Written task »
Repeat the data verbatim.
-- Start --
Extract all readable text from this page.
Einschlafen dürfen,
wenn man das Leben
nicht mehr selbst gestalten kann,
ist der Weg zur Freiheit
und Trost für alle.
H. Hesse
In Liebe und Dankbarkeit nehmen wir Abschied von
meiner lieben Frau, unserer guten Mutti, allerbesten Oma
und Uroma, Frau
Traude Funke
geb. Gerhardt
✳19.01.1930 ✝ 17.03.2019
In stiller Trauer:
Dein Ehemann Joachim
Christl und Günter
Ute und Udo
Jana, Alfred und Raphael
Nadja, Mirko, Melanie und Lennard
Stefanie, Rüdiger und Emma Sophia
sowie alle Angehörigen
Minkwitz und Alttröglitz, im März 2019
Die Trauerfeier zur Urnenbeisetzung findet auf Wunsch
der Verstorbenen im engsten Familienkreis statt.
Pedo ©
-- End --
Written answer »
Extract all readable text from this page.
Einschlafen dürfen,
wenn man das Leben
nicht mehr selbst gestalten kann,
ist der Weg zur Freiheit
und Trost für alle.
H. Hesse
In Liebe und Dankbarkeit nehmen wir Abschied von
meiner lieben Frau, unserer guten Mutti, allerbesten Oma
und Uroma, Frau
Traude Funke
geb. Gerhardt
✳19.01.1930 ✝ 17.03.2019
In stiller Trauer:
Dein Ehemann Joachim
Christl und Günter
Ute und Udo
Jana, Alfred und Raphael
Nadja, Mirko, Melanie und Lennard
Stefanie, Rüdiger und Emma Sophia
sowie alle Angehörigen
Minkwitz und Alttröglitz, im März 2019
Die Trauerfeier zur Urnenbeisetzung findet auf Wunsch
der Verstorbenen im engsten Familienkreis statt.
Pedo ©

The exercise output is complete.